Saved data entries
>> BEGIN

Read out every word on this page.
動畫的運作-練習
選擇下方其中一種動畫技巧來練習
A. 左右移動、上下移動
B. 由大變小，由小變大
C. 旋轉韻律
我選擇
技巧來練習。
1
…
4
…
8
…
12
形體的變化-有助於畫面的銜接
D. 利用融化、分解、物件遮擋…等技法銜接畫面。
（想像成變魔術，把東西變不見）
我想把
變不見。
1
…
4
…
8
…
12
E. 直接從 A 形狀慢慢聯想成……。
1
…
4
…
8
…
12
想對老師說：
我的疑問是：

>> END

● **Written problem**: Using the exact wording, write out all of the records.

● **Full output**:
Read out every word on this page.
動畫的運作-練習
選擇下方其中一種動畫技巧來練習
A. 左右移動、上下移動
B. 由大變小，由小變大
C. 旋轉韻律
我選擇
技巧來練習。
1
…
4
…
8
…
12
形體的變化-有助於畫面的銜接
D. 利用融化、分解、物件遮擋…等技法銜接畫面。
（想像成變魔術，把東西變不見）
我想把
變不見。
1
…
4
…
8
…
12
E. 直接從 A 形狀慢慢聯想成……。
1
…
4
…
8
…
12
想對老師說：
我的疑問是：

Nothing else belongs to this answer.